YOUR OBJECTIVE:
Go through the listing and set it down exactly, leaving out its pictures.

DATA ENTRIES:
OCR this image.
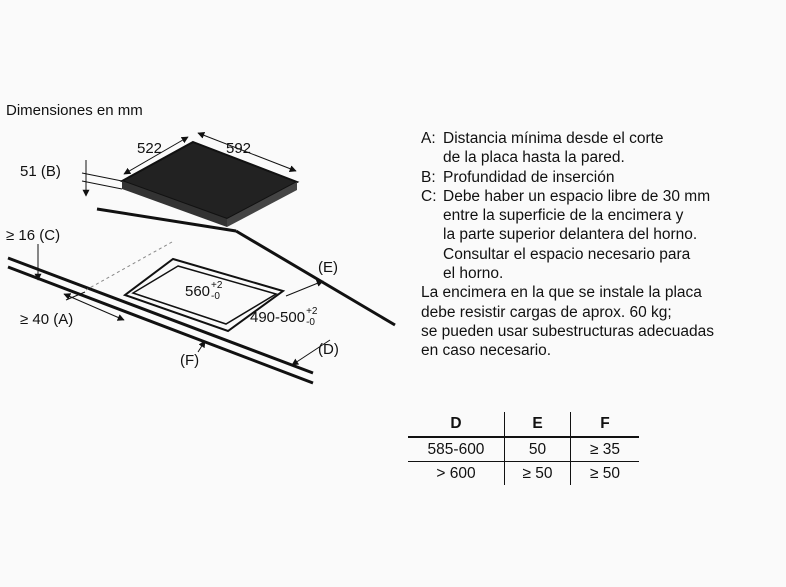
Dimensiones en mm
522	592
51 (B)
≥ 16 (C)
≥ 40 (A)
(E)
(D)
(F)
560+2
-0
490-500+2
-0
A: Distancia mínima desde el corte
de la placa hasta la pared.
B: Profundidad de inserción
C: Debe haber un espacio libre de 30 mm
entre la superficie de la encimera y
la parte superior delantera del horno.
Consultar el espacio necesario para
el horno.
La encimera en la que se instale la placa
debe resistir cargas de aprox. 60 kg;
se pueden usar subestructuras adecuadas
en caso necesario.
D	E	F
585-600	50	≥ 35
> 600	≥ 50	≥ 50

ANSWER FOR THIS EXERCISE:
OCR this image.
Dimensiones en mm
522	592
51 (B)
≥ 16 (C)
≥ 40 (A)
(E)
(D)
(F)
560+2
-0
490-500+2
-0
A: Distancia mínima desde el corte
de la placa hasta la pared.
B: Profundidad de inserción
C: Debe haber un espacio libre de 30 mm
entre la superficie de la encimera y
la parte superior delantera del horno.
Consultar el espacio necesario para
el horno.
La encimera en la que se instale la placa
debe resistir cargas de aprox. 60 kg;
se pueden usar subestructuras adecuadas
en caso necesario.
D	E	F
585-600	50	≥ 35
> 600	≥ 50	≥ 50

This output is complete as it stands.